--- Written request ---
Identify every line in the records below that contains the word "Monetária", and reproduce each one.

Stored entries
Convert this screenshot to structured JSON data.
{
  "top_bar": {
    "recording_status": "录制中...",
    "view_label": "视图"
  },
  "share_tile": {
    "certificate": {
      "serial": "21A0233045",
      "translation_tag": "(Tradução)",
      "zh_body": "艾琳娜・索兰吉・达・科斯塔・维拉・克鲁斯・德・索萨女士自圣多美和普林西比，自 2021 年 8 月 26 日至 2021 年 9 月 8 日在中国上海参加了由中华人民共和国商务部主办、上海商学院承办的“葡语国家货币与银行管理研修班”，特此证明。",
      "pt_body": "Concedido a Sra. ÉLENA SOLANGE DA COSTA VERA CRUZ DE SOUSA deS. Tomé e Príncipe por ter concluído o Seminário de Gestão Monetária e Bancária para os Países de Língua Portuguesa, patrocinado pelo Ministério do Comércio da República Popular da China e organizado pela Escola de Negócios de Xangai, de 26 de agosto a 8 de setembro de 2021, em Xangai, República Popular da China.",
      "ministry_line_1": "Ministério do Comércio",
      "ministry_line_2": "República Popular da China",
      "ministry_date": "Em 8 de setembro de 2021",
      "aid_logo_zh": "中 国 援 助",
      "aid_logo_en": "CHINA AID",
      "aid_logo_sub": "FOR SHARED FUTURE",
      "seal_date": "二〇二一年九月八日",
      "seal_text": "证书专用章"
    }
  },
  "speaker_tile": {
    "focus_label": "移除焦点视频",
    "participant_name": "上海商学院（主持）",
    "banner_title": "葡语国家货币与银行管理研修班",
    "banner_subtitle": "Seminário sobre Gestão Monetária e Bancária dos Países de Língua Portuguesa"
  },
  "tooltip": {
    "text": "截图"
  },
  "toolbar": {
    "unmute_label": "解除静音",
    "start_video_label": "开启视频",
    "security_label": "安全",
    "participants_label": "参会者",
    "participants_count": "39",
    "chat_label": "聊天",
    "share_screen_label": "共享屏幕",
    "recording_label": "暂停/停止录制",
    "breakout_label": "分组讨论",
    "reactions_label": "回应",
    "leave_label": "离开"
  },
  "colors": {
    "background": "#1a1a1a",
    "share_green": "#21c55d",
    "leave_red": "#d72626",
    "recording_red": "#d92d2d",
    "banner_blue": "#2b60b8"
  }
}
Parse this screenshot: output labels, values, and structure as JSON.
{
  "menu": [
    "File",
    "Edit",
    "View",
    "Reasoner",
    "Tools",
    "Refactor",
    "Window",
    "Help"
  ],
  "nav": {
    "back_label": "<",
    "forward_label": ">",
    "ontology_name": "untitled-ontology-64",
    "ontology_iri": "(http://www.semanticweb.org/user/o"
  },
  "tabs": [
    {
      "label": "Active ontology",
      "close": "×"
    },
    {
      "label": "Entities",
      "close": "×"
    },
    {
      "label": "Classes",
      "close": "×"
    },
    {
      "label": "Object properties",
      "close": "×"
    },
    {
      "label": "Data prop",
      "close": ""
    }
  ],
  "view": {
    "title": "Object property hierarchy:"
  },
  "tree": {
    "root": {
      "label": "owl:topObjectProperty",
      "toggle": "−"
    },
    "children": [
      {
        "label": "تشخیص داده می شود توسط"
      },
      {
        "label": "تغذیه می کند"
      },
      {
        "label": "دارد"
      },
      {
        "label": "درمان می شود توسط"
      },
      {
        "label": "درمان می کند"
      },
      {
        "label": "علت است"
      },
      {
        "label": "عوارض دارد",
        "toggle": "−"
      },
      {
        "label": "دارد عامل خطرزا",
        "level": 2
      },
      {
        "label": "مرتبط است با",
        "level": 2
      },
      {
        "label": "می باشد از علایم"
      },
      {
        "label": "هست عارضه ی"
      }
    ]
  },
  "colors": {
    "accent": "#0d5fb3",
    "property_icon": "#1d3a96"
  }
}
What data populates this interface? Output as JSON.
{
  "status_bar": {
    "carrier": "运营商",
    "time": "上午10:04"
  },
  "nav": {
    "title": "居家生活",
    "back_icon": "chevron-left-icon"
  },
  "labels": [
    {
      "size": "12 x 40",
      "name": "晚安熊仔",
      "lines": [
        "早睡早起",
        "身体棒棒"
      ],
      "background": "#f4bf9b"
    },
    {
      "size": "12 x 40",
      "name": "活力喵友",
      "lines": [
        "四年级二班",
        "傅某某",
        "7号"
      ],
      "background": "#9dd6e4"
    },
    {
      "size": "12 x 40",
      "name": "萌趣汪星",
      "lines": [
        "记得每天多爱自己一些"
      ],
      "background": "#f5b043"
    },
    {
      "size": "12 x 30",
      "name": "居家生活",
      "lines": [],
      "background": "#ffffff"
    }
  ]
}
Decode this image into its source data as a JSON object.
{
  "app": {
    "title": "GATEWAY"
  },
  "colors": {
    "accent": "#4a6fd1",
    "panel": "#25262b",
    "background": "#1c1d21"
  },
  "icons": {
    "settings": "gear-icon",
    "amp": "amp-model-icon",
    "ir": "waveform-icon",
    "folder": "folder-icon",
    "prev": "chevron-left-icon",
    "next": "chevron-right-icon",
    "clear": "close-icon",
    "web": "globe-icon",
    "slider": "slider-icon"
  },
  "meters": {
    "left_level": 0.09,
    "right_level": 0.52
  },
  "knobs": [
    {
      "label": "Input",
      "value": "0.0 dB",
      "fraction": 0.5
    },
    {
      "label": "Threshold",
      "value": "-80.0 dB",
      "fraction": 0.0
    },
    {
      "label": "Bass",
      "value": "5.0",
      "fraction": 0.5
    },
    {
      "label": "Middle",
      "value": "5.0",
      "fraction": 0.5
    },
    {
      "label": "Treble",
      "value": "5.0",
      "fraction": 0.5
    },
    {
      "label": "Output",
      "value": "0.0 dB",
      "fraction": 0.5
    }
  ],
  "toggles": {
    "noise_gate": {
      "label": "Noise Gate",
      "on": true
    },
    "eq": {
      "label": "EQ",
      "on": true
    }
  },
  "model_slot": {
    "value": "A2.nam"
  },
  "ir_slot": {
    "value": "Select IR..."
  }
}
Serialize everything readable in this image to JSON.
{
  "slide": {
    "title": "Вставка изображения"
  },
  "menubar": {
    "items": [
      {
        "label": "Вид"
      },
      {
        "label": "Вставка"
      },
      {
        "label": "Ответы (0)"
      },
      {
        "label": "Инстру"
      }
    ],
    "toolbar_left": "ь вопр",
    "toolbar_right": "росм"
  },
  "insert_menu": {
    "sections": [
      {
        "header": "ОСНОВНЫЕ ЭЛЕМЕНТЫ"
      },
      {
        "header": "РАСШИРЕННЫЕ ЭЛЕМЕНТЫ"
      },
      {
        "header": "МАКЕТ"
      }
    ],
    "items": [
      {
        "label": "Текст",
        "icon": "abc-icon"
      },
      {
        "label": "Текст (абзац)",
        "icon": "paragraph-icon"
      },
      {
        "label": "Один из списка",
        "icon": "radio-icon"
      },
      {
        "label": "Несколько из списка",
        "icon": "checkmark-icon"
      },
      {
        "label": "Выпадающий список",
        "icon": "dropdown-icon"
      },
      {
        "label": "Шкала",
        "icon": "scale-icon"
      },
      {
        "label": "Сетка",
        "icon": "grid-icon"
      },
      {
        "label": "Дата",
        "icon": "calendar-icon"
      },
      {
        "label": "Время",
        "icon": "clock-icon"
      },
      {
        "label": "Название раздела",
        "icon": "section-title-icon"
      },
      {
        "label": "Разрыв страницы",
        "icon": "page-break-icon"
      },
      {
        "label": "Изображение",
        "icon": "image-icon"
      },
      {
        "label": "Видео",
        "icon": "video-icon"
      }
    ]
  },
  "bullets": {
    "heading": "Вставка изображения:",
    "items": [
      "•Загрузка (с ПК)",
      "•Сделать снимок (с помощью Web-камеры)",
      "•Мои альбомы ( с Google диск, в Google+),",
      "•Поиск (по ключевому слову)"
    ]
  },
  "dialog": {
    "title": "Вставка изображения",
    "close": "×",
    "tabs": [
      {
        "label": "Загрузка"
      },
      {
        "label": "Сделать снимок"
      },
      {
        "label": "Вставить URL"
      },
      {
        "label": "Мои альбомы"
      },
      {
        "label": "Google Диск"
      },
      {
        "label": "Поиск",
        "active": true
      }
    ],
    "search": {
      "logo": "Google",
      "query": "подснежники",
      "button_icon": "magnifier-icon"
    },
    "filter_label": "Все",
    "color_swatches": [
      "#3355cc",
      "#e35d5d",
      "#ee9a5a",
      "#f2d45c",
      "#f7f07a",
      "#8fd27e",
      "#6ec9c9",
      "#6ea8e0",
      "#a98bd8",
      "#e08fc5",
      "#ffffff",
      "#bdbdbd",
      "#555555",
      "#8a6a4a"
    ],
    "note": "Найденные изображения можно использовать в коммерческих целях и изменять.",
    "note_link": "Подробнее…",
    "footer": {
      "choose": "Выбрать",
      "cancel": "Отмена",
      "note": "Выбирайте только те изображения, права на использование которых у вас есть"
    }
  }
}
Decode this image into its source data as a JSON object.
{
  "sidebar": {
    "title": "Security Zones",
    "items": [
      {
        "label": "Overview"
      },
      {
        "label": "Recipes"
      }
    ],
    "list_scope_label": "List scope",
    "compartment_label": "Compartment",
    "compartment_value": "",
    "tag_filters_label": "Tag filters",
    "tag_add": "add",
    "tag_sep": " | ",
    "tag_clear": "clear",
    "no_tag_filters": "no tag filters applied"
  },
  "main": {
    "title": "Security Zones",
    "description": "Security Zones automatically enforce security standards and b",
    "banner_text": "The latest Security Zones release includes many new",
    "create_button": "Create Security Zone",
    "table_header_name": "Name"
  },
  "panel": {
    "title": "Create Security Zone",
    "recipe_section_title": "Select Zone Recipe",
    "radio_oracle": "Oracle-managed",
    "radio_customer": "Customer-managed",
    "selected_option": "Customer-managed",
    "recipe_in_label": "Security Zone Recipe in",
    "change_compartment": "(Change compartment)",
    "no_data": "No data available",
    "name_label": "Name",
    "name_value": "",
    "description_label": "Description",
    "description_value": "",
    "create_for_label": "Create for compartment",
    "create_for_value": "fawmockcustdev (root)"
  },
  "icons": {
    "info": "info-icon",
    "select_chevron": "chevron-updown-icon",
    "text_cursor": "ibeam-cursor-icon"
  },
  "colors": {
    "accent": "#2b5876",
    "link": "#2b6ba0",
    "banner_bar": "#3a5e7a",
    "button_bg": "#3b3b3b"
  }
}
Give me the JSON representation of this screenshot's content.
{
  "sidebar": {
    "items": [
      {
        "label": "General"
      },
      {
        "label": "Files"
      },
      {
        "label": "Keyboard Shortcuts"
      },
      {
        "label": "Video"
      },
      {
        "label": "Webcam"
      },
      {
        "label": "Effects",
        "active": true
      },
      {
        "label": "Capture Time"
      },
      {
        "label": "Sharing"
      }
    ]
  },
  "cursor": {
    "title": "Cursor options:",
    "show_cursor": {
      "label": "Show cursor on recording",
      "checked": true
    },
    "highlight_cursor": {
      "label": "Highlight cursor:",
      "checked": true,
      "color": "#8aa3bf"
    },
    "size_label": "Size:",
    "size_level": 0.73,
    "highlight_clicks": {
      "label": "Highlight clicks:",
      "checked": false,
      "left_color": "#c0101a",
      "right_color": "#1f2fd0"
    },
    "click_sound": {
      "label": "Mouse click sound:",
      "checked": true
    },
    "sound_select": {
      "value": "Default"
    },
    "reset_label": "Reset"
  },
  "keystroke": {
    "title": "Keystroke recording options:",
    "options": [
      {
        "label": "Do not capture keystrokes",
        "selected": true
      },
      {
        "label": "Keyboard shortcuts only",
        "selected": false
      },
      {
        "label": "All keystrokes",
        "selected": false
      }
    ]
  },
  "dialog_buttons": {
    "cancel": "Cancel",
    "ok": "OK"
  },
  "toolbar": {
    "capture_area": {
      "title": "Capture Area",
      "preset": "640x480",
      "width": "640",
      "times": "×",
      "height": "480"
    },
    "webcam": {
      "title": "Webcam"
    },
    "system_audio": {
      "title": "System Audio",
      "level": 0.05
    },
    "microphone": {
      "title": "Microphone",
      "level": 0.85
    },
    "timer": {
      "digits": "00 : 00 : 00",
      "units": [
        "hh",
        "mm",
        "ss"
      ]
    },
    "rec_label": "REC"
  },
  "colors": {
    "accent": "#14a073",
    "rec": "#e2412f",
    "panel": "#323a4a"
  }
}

--- The solution ---
      "pt_body": "Concedido a Sra. ÉLENA SOLANGE DA COSTA VERA CRUZ DE SOUSA deS. Tomé e Príncipe por ter concluído o Seminário de Gestão Monetária e Bancária para os Países de Língua Portuguesa, patrocinado pelo Ministério do Comércio da República Popular da China e organizado pela Escola de Negócios de Xangai, de 26 de agosto a 8 de setembro de 2021, em Xangai, República Popular da China.",
    "banner_subtitle": "Seminário sobre Gestão Monetária e Bancária dos Países de Língua Portuguesa"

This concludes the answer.